▶ _DATASET ENTRIES_:

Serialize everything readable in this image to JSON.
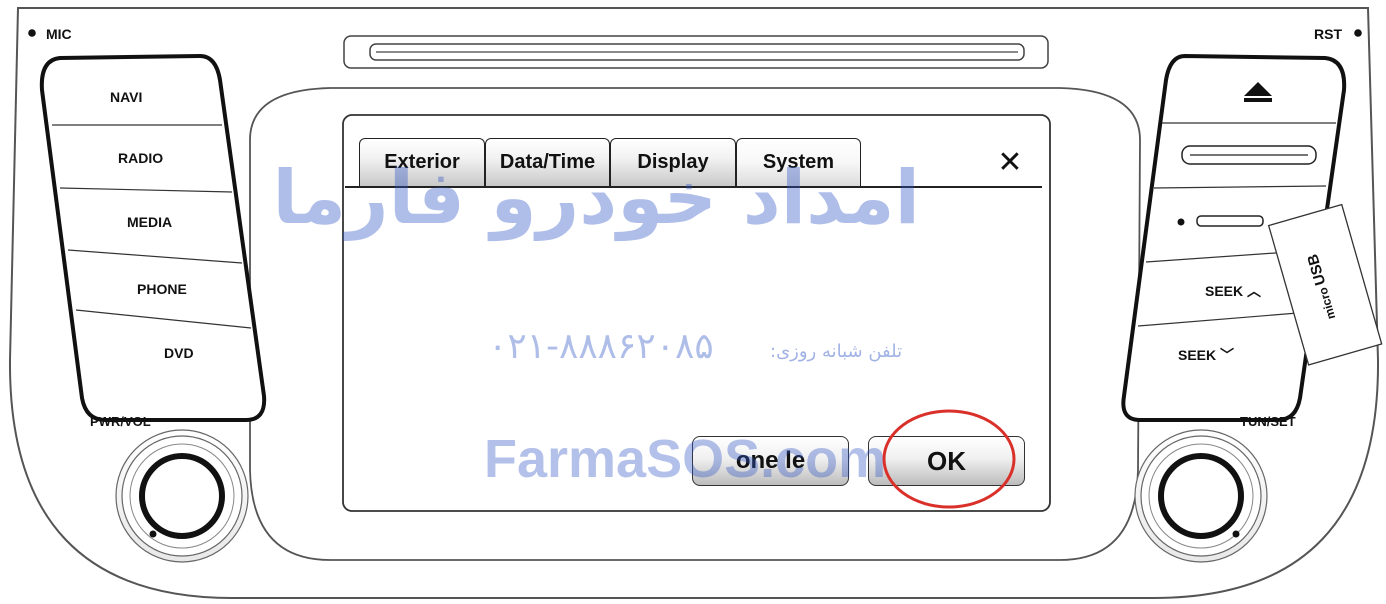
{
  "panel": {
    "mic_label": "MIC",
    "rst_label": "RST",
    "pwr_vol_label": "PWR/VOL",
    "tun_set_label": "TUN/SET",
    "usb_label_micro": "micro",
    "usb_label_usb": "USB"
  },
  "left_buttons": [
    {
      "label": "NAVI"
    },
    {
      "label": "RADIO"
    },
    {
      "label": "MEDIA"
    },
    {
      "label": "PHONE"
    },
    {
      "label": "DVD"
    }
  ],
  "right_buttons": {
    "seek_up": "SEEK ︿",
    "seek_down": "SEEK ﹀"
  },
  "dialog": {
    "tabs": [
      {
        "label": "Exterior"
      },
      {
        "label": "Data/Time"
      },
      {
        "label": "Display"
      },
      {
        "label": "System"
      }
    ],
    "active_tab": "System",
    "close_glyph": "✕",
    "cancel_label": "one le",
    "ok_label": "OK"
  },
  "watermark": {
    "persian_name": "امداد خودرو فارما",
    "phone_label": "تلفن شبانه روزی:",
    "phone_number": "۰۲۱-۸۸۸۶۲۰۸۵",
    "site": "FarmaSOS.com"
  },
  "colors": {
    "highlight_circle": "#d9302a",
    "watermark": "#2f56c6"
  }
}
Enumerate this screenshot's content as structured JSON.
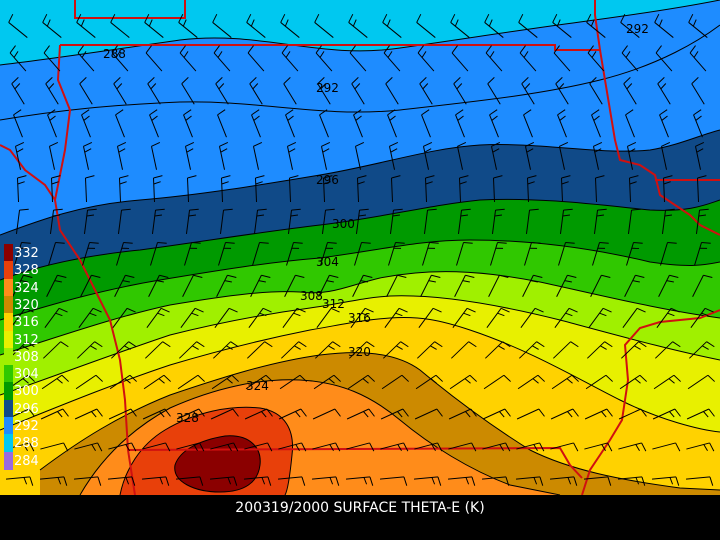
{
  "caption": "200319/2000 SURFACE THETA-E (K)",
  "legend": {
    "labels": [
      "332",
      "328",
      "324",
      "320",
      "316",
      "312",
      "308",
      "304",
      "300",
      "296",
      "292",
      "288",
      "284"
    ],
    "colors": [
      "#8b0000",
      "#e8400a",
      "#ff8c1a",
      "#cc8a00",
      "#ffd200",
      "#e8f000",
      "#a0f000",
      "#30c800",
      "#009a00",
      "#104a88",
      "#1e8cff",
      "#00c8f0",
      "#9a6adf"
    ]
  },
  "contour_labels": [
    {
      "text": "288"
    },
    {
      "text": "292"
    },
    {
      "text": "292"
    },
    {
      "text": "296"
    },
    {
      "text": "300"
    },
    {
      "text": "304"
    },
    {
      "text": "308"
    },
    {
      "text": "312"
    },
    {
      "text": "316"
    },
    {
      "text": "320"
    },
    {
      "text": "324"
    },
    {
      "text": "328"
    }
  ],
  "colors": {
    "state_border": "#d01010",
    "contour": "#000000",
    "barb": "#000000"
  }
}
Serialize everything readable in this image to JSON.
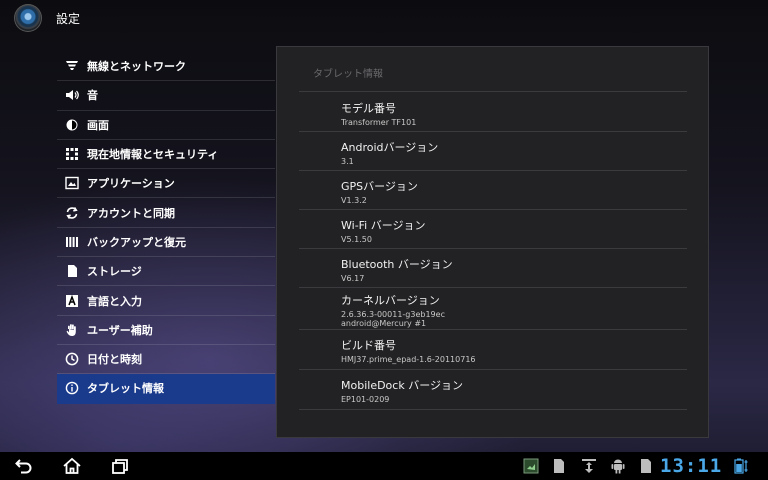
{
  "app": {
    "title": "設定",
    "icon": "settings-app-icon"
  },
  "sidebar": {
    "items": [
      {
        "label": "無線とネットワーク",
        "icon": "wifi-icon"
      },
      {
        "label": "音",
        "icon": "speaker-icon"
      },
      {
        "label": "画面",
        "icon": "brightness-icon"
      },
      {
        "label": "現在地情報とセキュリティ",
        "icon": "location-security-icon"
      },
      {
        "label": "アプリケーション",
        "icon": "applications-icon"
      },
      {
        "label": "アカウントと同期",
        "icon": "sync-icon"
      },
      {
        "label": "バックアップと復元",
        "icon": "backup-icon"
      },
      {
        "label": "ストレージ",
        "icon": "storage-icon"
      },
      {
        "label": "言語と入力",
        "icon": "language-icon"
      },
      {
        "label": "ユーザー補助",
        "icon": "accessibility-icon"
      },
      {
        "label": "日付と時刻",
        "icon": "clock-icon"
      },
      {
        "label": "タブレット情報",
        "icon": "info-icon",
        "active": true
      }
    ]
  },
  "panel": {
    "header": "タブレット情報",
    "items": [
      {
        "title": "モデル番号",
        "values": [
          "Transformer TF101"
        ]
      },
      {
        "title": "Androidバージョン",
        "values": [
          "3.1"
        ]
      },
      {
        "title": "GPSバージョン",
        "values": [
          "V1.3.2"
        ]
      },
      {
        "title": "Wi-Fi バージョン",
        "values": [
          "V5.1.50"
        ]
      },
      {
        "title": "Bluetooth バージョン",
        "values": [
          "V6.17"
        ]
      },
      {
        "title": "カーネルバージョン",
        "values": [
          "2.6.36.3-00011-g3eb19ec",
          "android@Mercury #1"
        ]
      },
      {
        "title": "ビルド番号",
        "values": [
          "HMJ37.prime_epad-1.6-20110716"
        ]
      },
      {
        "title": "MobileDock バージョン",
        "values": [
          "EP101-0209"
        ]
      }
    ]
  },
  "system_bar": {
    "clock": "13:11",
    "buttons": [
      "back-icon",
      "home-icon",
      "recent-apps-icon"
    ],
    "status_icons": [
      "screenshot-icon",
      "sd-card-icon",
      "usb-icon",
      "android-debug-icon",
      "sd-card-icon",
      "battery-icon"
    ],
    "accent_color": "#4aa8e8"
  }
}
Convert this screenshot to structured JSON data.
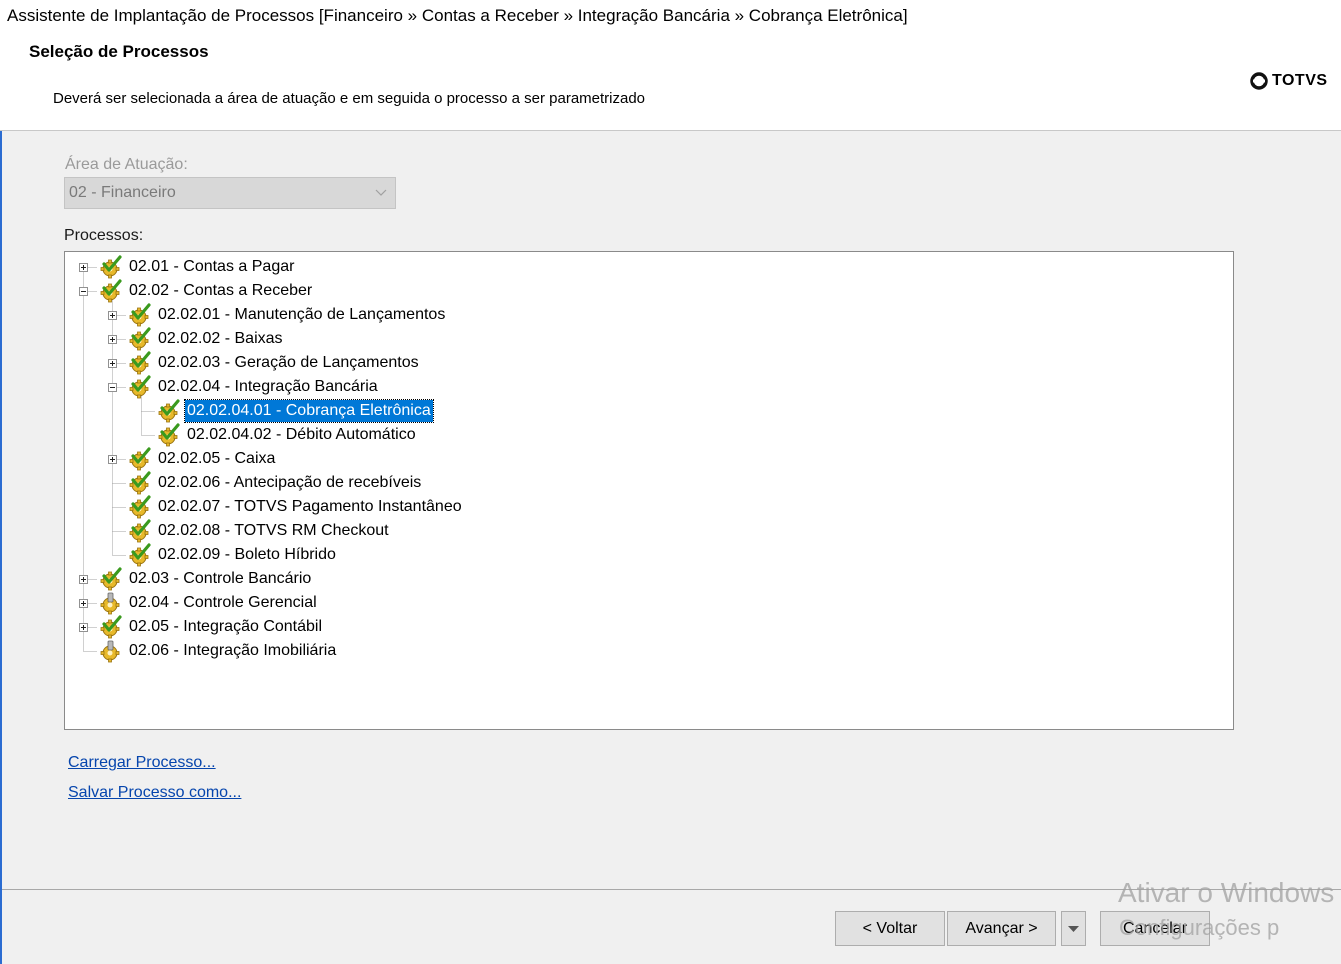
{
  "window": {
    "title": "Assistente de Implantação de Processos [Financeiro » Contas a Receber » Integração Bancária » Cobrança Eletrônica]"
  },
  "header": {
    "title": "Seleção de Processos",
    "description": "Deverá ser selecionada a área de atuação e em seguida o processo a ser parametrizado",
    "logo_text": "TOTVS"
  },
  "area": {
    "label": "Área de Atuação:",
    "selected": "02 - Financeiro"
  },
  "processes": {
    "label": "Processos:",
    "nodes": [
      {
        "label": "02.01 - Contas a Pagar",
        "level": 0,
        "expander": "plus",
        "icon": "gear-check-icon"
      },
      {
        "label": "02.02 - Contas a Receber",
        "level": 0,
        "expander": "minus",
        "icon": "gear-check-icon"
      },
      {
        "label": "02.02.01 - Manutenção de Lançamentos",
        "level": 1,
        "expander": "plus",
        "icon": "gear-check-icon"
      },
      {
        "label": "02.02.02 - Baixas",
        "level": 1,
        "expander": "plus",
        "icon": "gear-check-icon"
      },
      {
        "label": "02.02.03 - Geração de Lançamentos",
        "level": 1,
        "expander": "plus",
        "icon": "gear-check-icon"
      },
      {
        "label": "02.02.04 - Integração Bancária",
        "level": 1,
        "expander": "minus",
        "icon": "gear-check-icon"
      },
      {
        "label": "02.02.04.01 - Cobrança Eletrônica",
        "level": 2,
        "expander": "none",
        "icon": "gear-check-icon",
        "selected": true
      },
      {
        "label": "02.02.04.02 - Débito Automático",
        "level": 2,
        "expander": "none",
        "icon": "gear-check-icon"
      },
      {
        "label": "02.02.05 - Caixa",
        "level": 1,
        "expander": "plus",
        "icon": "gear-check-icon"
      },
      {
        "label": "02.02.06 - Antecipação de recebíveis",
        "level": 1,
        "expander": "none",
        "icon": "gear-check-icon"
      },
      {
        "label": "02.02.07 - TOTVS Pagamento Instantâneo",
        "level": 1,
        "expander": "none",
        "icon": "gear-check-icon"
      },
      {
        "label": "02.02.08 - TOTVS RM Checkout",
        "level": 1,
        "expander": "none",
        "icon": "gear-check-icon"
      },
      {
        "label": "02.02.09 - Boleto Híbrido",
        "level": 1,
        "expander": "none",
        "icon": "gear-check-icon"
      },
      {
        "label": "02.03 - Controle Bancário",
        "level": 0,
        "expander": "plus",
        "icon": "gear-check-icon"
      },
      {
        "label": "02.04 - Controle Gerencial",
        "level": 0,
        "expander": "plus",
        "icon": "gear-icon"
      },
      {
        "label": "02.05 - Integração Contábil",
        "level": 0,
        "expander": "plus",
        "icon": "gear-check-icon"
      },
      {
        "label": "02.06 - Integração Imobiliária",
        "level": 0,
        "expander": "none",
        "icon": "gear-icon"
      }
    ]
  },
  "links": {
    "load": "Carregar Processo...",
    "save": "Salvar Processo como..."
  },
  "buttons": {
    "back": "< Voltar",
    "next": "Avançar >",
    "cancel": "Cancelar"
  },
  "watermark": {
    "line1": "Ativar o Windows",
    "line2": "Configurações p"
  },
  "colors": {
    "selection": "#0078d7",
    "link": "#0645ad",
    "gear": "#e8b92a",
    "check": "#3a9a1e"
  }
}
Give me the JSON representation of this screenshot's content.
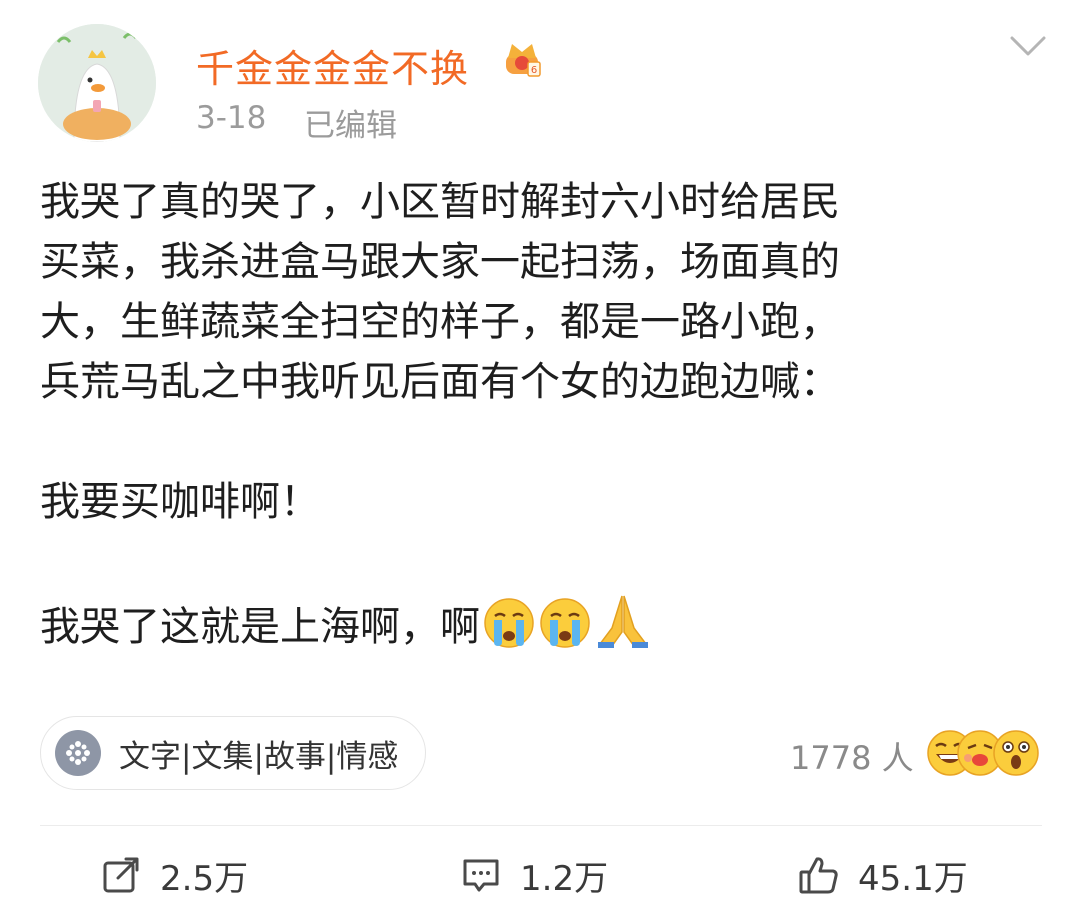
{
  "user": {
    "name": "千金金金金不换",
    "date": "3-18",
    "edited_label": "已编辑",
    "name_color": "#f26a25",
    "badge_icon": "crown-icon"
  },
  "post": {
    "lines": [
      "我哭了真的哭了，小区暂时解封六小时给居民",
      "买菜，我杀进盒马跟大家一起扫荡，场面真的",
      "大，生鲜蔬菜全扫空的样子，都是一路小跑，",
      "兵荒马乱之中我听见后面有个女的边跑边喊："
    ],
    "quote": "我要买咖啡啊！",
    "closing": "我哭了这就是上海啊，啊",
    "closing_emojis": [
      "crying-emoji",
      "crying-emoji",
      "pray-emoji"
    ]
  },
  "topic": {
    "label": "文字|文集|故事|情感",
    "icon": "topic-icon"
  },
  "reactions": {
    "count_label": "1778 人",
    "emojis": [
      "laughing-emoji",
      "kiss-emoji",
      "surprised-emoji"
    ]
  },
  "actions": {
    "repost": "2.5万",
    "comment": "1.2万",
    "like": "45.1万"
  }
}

▶ _AIM OF THE EXERCISE_: Gather all lines with the string "screenshot" from the data.

▶ _CORRECT ANSWER_:
Enumerate this screenshot's content as structured JSON.
      "screenshot-icon",
Convert this screenshot to structured JSON data.
Give me the JSON representation of this screenshot's content.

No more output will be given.